Start of Given records

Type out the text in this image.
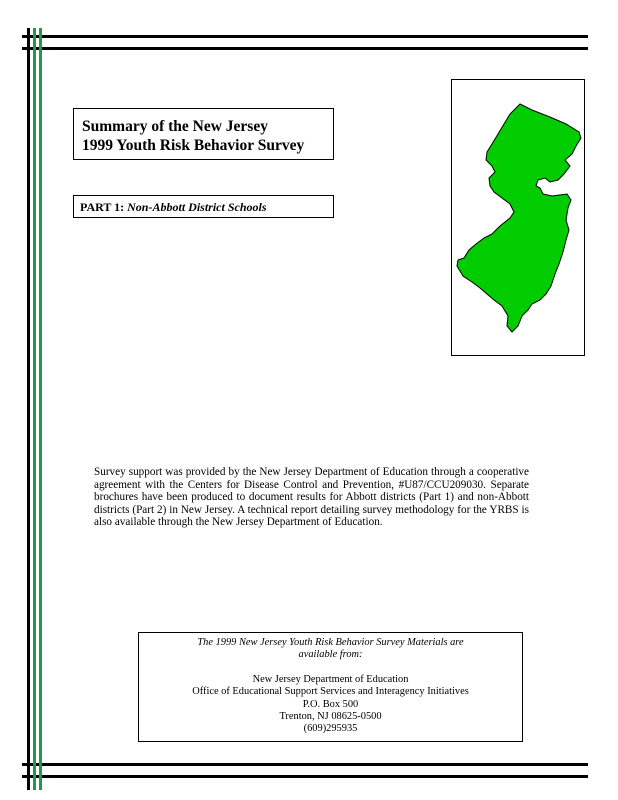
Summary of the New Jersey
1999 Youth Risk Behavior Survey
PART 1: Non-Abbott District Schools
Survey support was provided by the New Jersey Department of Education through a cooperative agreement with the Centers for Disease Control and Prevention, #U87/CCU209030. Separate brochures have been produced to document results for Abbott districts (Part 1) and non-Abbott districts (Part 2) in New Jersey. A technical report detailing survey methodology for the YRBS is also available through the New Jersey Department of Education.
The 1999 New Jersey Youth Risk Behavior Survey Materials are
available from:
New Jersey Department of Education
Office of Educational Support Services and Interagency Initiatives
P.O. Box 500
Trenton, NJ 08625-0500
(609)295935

End of Given records

** Goal **
State how many lines of the records above contain "Jersey", with no words besides the number.

** Answer for the task **
4